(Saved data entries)
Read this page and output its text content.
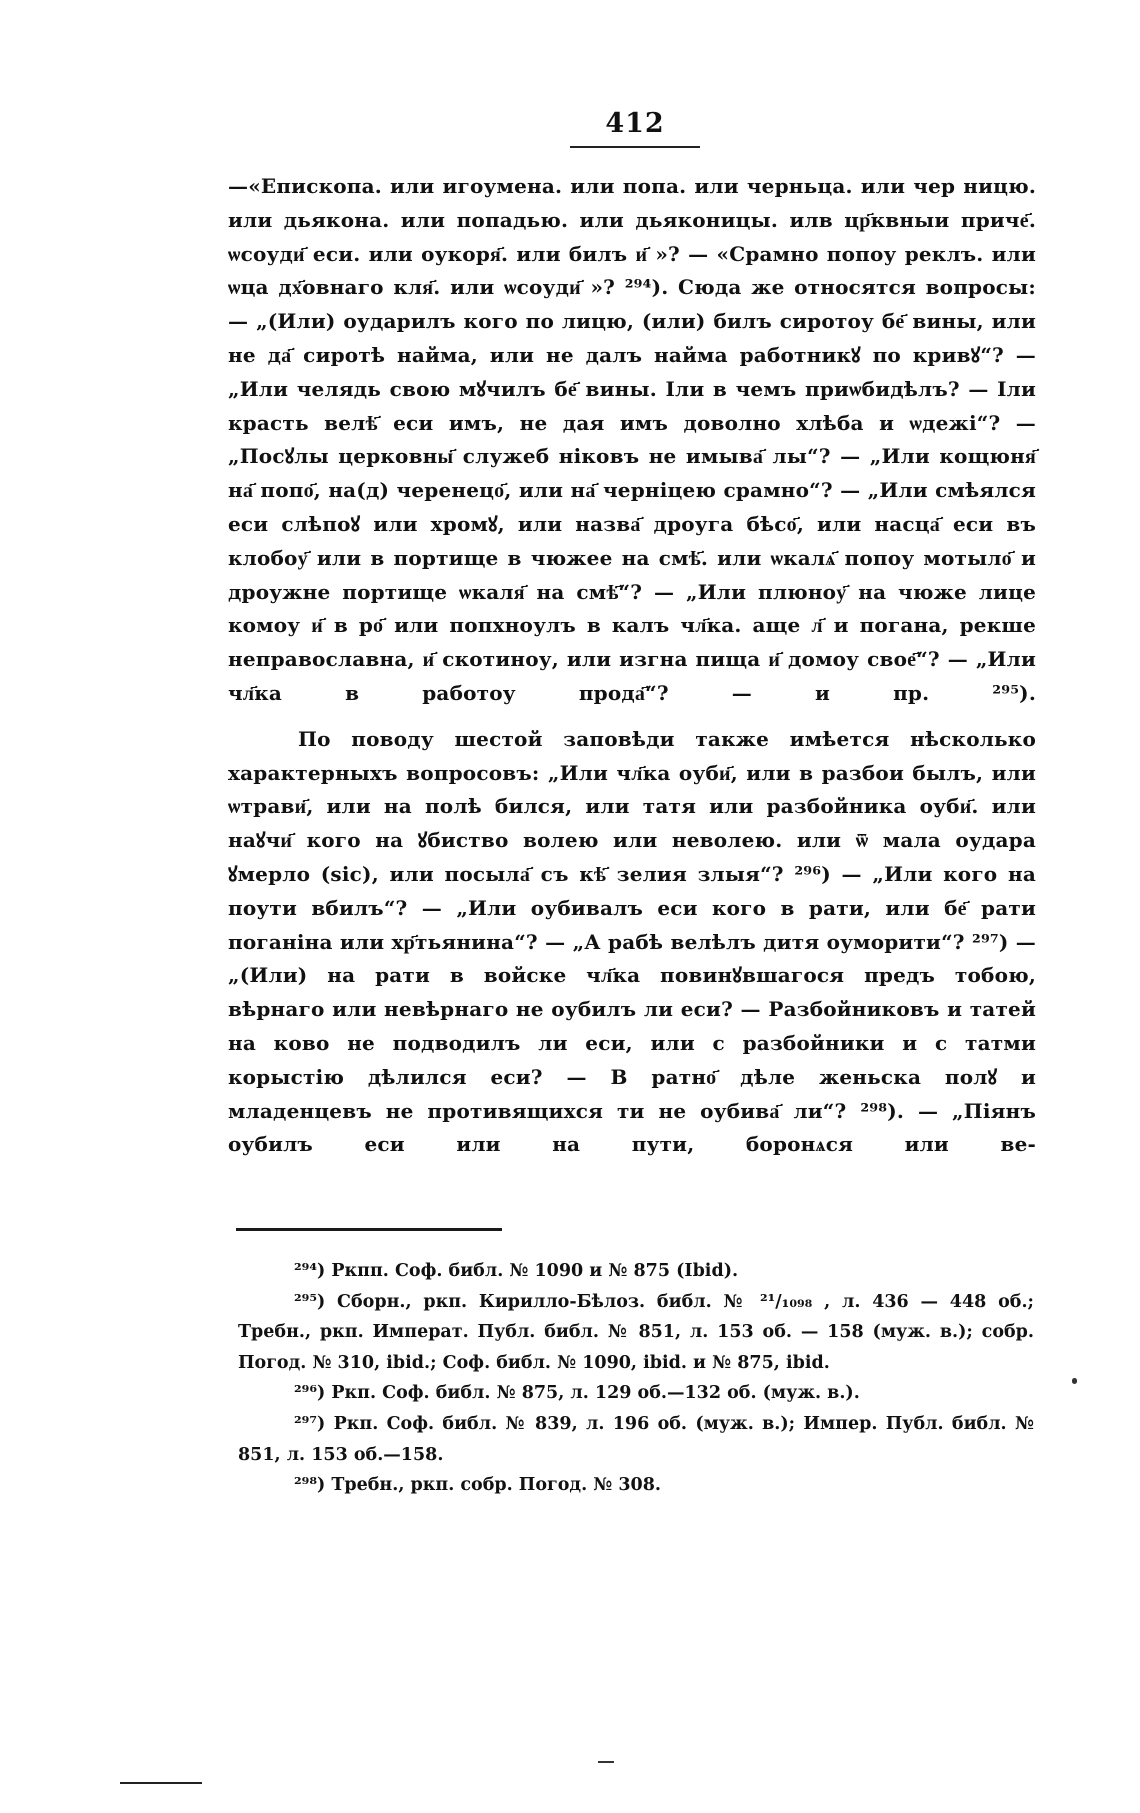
412

—«Епископа. или игоумена. или попа. или черньца. или чер ницю. или дьякона. или попадью. или дьяконицы. илв цр҃квныи приче҃. ѡсоуди҃ еси. или оукоря҃. или билъ и҃ »? — «Срамно попоу реклъ. или ѡца дх҃овнаго кля҃. или ѡсоуди҃ »? ²⁹⁴). Сюда же относятся вопросы: — „(Или) оударилъ кого по лицю, (или) билъ сиротоу бе҃ вины, или не да҃ сиротѣ найма, или не далъ найма работникꙋ по кривꙋ“? — „Или челядь свою мꙋчилъ бе҃ вины. Іли в чемъ приѡбидѣлъ? — Іли красть велѣ҃ еси имъ, не дая имъ доволно хлѣба и ѡдежі“? — „Посꙋлы церковны҃ служеб ніковъ не имыва҃ лы“? — „Или кощюня҃ на҃ попо҃, на(д) черенецо҃, или на҃ черніцею срамно“? — „Или смѣялся еси слѣпоꙋ или хромꙋ, или назва҃ дроуга бѣсо҃, или насца҃ еси въ клобоу҃ или в портище в чюжее на смѣ҃. или ѡкалѧ҃ попоу мотыло҃ и дроужне портище ѡкаля҃ на смѣ҃“? — „Или плюноу҃ на чюже лице комоу и҃ в ро҃ или попхноулъ в калъ чл҃ка. аще л҃ и погана, рекше неправославна, и҃ скотиноу, или изгна пища и҃ домоу свое҃“? — „Или чл҃ка в работоу прода҃“? — и пр. ²⁹⁵).

По поводу шестой заповѣди также имѣется нѣсколько характерныхъ вопросовъ: „Или чл҃ка оуби҃, или в разбои былъ, или ѡтрави҃, или на полѣ бился, или татя или разбойника оуби҃. или наꙋчи҃ кого на ꙋбиство волею или неволею. или ѿ мала оудара ꙋмерло (sic), или посыла҃ съ кѣ҃ зелия злыя“? ²⁹⁶) — „Или кого на поути вбилъ“? — „Или оубивалъ еси кого в рати, или бе҃ рати поганіна или хр҃тьянина“? — „А рабѣ велѣлъ дитя оуморити“? ²⁹⁷) — „(Или) на рати в войске чл҃ка повинꙋвшагося предъ тобою, вѣрнаго или невѣрнаго не оубилъ ли еси? — Разбойниковъ и татей на ково не подводилъ ли еси, или с разбойники и с татми корыстію дѣлился еси? — В ратно҃ дѣле женьска полꙋ и младенцевъ не противящихся ти не оубива҃ ли“? ²⁹⁸). — „Піянъ оубилъ еси или на пути, боронѧся или ве-

²⁹⁴) Ркпп. Соф. библ. № 1090 и № 875 (Ibid).

²⁹⁵) Сборн., ркп. Кирилло-Бѣлоз. библ. № ²¹/₁₀₉₈ , л. 436 — 448 об.; Требн., ркп. Императ. Публ. библ. № 851, л. 153 об. — 158 (муж. в.); собр. Погод. № 310, ibid.; Соф. библ. № 1090, ibid. и № 875, ibid.

²⁹⁶) Ркп. Соф. библ. № 875, л. 129 об.—132 об. (муж. в.).

²⁹⁷) Ркп. Соф. библ. № 839, л. 196 об. (муж. в.); Импер. Публ. библ. № 851, л. 153 об.—158.

²⁹⁸) Требн., ркп. собр. Погод. № 308.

### Task details
Search the data for "Требн". Copy every matching line.

### Written response
²⁹⁵) Сборн., ркп. Кирилло-Бѣлоз. библ. № ²¹/₁₀₉₈ , л. 436 — 448 об.; Требн., ркп. Императ. Публ. библ. № 851, л. 153 об. — 158 (муж. в.); собр. Погод. № 310, ibid.; Соф. библ. № 1090, ibid. и № 875, ibid.
²⁹⁸) Требн., ркп. собр. Погод. № 308.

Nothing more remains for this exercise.